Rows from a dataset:
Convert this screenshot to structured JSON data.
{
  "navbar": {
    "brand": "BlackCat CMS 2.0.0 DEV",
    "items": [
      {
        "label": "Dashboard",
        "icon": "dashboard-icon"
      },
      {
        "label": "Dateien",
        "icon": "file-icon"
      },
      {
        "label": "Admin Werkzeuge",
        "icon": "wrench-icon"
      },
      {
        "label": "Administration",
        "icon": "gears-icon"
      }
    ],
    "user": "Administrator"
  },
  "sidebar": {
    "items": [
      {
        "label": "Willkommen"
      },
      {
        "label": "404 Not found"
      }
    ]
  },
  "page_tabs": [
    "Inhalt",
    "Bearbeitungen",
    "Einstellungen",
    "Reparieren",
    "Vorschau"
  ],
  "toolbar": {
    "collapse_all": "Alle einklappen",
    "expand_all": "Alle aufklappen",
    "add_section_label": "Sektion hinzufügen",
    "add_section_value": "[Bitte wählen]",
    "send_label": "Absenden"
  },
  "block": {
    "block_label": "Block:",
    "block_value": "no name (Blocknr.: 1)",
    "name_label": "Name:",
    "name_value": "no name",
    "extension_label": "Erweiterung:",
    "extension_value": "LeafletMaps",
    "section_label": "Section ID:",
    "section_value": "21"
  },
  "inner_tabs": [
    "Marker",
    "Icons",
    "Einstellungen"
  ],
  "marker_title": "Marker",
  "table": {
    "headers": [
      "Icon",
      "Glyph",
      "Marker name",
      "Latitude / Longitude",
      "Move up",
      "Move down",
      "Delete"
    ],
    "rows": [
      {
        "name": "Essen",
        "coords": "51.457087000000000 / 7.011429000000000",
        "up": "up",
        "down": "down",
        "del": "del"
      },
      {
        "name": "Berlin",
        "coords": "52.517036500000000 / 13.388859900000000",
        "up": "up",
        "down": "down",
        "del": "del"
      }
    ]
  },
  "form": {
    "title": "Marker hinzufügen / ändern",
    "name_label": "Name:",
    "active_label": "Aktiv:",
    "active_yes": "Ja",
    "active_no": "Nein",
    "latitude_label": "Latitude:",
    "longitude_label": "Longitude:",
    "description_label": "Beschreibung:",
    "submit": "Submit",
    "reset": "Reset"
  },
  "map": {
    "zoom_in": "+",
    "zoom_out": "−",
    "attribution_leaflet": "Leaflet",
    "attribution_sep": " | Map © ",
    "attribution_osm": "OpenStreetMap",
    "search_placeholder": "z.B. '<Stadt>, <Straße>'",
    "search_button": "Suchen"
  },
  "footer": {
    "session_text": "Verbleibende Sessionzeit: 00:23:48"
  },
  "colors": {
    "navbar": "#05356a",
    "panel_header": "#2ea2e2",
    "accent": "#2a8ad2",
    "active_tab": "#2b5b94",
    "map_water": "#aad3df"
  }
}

# REQUIREMENTS:
Scan the material above. Copy each line where "hinzufügen" occurs.

# RESULT OF THIS TASK:
    "add_section_label": "Sektion hinzufügen",
    "title": "Marker hinzufügen / ändern",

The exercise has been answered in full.